┌──

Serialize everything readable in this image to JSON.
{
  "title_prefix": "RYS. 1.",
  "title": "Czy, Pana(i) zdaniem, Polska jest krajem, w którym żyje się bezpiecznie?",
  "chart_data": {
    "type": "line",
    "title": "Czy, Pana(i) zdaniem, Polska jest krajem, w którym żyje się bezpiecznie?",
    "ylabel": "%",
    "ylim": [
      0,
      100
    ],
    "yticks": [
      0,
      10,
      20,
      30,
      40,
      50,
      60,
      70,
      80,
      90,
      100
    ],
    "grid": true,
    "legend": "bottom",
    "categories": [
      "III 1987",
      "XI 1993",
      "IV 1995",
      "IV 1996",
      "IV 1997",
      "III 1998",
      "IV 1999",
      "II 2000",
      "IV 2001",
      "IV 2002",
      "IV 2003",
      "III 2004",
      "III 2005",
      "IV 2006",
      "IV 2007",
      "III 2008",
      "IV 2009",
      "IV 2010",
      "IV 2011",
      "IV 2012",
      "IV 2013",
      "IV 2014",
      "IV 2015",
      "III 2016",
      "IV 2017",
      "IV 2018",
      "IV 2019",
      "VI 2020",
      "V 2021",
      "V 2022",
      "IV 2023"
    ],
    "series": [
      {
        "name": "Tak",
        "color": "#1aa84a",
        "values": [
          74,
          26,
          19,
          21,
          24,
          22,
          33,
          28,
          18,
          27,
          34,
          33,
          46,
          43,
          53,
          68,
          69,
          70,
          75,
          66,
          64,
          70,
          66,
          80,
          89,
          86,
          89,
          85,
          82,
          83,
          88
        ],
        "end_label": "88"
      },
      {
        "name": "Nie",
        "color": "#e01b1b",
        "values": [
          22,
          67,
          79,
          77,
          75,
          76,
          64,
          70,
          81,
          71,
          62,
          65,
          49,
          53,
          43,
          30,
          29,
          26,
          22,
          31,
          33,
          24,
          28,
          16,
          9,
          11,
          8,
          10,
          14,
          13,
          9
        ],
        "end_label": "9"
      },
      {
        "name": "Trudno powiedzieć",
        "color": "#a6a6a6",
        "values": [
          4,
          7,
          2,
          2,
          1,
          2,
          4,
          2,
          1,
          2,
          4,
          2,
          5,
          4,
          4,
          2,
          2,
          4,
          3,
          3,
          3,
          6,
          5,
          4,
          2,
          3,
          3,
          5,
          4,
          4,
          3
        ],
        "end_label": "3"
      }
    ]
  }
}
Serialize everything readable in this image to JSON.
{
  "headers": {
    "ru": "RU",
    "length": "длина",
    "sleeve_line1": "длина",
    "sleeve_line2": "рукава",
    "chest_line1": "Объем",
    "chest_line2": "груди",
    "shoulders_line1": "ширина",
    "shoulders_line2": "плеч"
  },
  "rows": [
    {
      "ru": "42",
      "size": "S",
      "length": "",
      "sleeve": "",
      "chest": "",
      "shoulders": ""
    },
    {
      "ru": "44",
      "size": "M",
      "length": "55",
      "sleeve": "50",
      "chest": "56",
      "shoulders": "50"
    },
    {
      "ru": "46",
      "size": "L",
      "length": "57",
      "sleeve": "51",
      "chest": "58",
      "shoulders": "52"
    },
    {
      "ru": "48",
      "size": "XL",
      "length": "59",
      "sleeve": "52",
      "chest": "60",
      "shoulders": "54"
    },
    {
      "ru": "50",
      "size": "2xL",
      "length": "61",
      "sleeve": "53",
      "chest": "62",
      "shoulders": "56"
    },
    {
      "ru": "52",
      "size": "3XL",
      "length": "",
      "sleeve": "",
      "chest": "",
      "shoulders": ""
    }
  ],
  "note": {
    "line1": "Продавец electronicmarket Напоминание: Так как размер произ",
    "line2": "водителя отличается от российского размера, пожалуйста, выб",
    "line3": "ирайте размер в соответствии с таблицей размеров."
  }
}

└──

### [What this task involves]
Copy each record from above without leaving any out.

### [Response to this exercise]
Serialize everything readable in this image to JSON.
{
  "title_prefix": "RYS. 1.",
  "title": "Czy, Pana(i) zdaniem, Polska jest krajem, w którym żyje się bezpiecznie?",
  "chart_data": {
    "type": "line",
    "title": "Czy, Pana(i) zdaniem, Polska jest krajem, w którym żyje się bezpiecznie?",
    "ylabel": "%",
    "ylim": [
      0,
      100
    ],
    "yticks": [
      0,
      10,
      20,
      30,
      40,
      50,
      60,
      70,
      80,
      90,
      100
    ],
    "grid": true,
    "legend": "bottom",
    "categories": [
      "III 1987",
      "XI 1993",
      "IV 1995",
      "IV 1996",
      "IV 1997",
      "III 1998",
      "IV 1999",
      "II 2000",
      "IV 2001",
      "IV 2002",
      "IV 2003",
      "III 2004",
      "III 2005",
      "IV 2006",
      "IV 2007",
      "III 2008",
      "IV 2009",
      "IV 2010",
      "IV 2011",
      "IV 2012",
      "IV 2013",
      "IV 2014",
      "IV 2015",
      "III 2016",
      "IV 2017",
      "IV 2018",
      "IV 2019",
      "VI 2020",
      "V 2021",
      "V 2022",
      "IV 2023"
    ],
    "series": [
      {
        "name": "Tak",
        "color": "#1aa84a",
        "values": [
          74,
          26,
          19,
          21,
          24,
          22,
          33,
          28,
          18,
          27,
          34,
          33,
          46,
          43,
          53,
          68,
          69,
          70,
          75,
          66,
          64,
          70,
          66,
          80,
          89,
          86,
          89,
          85,
          82,
          83,
          88
        ],
        "end_label": "88"
      },
      {
        "name": "Nie",
        "color": "#e01b1b",
        "values": [
          22,
          67,
          79,
          77,
          75,
          76,
          64,
          70,
          81,
          71,
          62,
          65,
          49,
          53,
          43,
          30,
          29,
          26,
          22,
          31,
          33,
          24,
          28,
          16,
          9,
          11,
          8,
          10,
          14,
          13,
          9
        ],
        "end_label": "9"
      },
      {
        "name": "Trudno powiedzieć",
        "color": "#a6a6a6",
        "values": [
          4,
          7,
          2,
          2,
          1,
          2,
          4,
          2,
          1,
          2,
          4,
          2,
          5,
          4,
          4,
          2,
          2,
          4,
          3,
          3,
          3,
          6,
          5,
          4,
          2,
          3,
          3,
          5,
          4,
          4,
          3
        ],
        "end_label": "3"
      }
    ]
  }
}
Serialize everything readable in this image to JSON.
{
  "headers": {
    "ru": "RU",
    "length": "длина",
    "sleeve_line1": "длина",
    "sleeve_line2": "рукава",
    "chest_line1": "Объем",
    "chest_line2": "груди",
    "shoulders_line1": "ширина",
    "shoulders_line2": "плеч"
  },
  "rows": [
    {
      "ru": "42",
      "size": "S",
      "length": "",
      "sleeve": "",
      "chest": "",
      "shoulders": ""
    },
    {
      "ru": "44",
      "size": "M",
      "length": "55",
      "sleeve": "50",
      "chest": "56",
      "shoulders": "50"
    },
    {
      "ru": "46",
      "size": "L",
      "length": "57",
      "sleeve": "51",
      "chest": "58",
      "shoulders": "52"
    },
    {
      "ru": "48",
      "size": "XL",
      "length": "59",
      "sleeve": "52",
      "chest": "60",
      "shoulders": "54"
    },
    {
      "ru": "50",
      "size": "2xL",
      "length": "61",
      "sleeve": "53",
      "chest": "62",
      "shoulders": "56"
    },
    {
      "ru": "52",
      "size": "3XL",
      "length": "",
      "sleeve": "",
      "chest": "",
      "shoulders": ""
    }
  ],
  "note": {
    "line1": "Продавец electronicmarket Напоминание: Так как размер произ",
    "line2": "водителя отличается от российского размера, пожалуйста, выб",
    "line3": "ирайте размер в соответствии с таблицей размеров."
  }
}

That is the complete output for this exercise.